Your objective -
Count the lines below that contain the word "КАЛИБРОВКИ". Give only the number.

Rows from a dataset:
--- BEGIN ---
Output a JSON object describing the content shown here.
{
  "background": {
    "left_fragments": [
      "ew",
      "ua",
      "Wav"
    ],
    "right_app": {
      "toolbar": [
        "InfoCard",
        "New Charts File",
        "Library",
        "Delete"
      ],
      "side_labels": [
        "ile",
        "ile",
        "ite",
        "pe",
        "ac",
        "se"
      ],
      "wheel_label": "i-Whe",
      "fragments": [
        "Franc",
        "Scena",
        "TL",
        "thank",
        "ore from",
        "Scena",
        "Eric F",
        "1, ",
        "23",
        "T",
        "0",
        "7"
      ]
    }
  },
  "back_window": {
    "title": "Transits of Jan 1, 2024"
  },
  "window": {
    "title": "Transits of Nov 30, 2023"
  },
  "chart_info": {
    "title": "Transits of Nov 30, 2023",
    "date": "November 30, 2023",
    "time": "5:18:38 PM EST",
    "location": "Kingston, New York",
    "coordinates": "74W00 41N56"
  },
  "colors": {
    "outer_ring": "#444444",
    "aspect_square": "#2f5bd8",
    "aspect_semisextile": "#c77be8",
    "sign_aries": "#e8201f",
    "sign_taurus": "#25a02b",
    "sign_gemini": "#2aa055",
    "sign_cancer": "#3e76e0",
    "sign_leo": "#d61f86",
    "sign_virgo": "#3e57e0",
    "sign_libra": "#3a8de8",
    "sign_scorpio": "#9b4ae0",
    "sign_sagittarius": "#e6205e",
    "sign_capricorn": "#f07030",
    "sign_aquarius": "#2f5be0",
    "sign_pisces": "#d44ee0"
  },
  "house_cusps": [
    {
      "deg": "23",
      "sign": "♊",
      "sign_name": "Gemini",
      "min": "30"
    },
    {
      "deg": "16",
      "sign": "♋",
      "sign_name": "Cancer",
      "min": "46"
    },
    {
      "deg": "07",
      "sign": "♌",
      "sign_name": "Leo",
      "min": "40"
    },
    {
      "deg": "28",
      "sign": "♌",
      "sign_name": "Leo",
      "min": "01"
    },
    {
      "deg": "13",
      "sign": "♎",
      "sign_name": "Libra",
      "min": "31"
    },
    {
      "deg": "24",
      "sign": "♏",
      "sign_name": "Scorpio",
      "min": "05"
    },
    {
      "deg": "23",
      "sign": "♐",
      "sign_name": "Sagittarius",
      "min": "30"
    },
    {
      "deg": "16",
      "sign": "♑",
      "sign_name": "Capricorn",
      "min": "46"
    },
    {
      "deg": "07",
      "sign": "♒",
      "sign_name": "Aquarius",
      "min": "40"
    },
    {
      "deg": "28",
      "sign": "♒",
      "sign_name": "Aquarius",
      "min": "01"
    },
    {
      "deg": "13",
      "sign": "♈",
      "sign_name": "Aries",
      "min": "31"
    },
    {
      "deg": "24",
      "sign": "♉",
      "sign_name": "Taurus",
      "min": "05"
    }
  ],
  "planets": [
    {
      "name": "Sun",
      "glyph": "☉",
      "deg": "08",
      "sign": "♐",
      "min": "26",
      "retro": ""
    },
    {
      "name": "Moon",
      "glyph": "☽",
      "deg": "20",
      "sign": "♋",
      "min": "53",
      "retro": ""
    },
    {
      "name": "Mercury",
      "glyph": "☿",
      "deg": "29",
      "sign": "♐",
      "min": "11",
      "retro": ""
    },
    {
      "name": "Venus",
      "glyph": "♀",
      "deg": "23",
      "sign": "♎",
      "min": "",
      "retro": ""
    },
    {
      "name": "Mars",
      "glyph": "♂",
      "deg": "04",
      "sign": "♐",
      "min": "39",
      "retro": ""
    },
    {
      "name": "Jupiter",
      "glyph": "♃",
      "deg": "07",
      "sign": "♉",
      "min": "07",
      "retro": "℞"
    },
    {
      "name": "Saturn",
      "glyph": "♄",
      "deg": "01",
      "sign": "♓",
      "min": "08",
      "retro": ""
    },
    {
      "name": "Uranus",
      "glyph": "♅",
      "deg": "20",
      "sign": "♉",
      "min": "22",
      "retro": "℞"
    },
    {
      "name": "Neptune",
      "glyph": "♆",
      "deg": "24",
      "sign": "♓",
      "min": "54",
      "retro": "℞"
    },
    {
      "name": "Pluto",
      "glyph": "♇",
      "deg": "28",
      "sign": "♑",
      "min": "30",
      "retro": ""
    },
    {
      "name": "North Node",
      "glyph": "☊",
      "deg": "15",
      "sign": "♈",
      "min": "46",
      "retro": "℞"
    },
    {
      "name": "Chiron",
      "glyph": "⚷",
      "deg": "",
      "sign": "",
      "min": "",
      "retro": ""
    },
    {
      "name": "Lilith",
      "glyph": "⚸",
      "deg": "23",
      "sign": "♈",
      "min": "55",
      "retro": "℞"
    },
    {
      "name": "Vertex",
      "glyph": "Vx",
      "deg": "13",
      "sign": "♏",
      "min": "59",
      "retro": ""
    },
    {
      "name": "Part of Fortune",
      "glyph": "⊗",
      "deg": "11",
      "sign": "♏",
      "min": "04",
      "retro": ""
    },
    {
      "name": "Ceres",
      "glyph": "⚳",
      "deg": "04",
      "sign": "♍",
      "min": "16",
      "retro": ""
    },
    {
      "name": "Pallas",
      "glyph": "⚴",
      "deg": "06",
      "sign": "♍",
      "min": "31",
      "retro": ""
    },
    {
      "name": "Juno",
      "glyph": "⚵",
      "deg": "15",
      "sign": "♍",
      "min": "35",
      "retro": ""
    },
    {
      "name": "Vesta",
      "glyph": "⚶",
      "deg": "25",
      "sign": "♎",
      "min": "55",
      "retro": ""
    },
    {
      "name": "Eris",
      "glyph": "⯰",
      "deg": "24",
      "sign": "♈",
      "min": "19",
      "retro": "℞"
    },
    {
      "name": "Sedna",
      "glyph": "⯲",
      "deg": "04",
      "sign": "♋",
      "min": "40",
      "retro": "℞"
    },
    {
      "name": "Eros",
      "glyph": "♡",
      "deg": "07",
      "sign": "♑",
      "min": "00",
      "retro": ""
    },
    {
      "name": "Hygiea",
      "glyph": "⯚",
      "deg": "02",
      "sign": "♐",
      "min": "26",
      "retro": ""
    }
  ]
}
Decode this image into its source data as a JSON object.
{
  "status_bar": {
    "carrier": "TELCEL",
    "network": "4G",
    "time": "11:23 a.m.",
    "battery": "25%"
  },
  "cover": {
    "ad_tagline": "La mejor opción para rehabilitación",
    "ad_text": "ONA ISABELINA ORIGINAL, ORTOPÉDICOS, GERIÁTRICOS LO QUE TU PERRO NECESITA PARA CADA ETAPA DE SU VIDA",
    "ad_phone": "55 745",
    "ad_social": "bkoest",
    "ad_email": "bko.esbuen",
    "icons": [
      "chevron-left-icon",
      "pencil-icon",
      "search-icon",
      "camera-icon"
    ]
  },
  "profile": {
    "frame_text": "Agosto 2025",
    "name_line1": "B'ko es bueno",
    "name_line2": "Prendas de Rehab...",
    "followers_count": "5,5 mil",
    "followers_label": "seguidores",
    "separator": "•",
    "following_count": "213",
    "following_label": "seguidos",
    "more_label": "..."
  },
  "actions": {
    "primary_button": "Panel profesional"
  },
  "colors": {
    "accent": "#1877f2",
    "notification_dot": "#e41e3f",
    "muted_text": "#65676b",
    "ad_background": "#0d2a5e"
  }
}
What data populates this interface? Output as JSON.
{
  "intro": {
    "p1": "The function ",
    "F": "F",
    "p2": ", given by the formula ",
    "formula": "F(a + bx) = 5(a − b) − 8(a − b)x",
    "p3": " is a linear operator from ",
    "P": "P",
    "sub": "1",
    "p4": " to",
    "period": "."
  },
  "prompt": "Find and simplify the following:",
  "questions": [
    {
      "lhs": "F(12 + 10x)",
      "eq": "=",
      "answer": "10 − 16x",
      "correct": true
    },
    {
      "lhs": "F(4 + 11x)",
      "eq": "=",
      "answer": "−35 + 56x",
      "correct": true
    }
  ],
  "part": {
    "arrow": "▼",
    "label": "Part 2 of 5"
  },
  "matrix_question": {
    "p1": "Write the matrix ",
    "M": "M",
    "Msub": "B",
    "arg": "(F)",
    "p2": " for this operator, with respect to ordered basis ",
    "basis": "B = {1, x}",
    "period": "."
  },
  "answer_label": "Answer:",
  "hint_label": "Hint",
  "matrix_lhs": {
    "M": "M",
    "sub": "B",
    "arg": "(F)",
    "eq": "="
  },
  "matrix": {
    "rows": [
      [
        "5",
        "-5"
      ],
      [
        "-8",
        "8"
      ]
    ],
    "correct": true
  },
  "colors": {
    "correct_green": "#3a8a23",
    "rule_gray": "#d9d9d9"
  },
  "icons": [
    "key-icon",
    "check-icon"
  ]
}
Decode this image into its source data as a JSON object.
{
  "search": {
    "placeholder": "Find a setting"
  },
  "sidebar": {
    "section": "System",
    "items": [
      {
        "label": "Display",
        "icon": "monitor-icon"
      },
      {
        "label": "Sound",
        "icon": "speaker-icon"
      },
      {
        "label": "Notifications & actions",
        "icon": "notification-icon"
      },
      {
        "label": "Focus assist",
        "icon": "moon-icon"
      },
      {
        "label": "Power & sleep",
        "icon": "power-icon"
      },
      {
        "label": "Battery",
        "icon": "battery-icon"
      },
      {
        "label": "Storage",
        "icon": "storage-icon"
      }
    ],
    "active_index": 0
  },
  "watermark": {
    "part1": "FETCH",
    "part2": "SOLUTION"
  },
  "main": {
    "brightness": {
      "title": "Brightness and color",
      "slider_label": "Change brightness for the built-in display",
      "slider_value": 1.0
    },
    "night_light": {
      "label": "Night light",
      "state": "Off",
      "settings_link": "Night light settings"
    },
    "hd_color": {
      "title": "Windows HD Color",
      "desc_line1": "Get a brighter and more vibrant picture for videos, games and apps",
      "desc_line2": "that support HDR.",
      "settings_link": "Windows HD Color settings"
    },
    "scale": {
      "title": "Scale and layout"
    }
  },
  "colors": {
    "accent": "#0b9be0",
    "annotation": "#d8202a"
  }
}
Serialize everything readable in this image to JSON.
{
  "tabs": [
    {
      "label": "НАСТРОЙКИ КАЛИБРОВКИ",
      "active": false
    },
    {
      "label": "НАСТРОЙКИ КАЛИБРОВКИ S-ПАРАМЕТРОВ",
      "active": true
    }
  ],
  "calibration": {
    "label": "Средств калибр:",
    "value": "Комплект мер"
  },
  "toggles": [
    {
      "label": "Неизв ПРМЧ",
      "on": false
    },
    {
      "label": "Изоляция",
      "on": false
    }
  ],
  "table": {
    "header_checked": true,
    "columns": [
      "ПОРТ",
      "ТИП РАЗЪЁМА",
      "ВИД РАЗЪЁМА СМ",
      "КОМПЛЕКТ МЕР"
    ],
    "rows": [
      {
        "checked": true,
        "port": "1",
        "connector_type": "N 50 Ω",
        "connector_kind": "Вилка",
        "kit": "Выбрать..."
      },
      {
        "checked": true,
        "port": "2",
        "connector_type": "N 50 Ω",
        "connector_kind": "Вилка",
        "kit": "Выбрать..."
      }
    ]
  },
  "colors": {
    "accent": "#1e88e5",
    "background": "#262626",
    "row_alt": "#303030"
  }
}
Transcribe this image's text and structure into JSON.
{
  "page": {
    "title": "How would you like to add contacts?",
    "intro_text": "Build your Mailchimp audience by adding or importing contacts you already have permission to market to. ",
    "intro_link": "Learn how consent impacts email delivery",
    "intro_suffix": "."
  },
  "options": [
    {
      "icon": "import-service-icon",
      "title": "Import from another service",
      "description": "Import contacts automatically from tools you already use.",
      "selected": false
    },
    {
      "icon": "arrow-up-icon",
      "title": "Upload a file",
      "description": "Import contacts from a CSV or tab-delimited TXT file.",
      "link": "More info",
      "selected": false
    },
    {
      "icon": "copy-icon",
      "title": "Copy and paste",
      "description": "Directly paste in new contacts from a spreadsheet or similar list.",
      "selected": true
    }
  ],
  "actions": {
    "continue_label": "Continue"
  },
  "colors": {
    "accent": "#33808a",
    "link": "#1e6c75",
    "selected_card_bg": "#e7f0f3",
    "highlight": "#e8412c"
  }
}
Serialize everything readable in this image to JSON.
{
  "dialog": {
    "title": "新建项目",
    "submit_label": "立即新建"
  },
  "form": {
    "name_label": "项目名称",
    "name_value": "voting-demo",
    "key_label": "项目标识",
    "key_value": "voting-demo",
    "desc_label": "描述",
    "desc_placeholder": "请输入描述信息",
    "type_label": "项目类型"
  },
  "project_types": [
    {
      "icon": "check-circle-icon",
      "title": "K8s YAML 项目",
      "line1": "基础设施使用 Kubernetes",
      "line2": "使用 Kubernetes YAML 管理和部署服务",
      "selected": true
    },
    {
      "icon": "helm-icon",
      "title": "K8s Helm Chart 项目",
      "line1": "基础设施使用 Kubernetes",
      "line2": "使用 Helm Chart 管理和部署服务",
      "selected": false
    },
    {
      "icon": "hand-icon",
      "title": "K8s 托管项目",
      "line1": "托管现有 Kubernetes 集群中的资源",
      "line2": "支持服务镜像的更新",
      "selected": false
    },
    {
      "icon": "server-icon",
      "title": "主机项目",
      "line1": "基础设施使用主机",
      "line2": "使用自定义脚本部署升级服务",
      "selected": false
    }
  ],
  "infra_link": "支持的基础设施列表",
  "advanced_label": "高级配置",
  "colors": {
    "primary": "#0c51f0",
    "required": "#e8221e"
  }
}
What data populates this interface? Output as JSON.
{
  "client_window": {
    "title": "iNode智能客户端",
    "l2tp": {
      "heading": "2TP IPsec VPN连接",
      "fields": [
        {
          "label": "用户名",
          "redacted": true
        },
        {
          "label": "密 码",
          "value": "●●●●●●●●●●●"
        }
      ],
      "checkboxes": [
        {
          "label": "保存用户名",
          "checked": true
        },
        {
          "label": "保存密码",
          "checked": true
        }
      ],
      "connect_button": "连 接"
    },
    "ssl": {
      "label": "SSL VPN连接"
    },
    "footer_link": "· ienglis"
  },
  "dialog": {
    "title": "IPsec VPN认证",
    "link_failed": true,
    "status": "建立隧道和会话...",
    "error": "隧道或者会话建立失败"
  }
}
--- END ---
Task answer -
2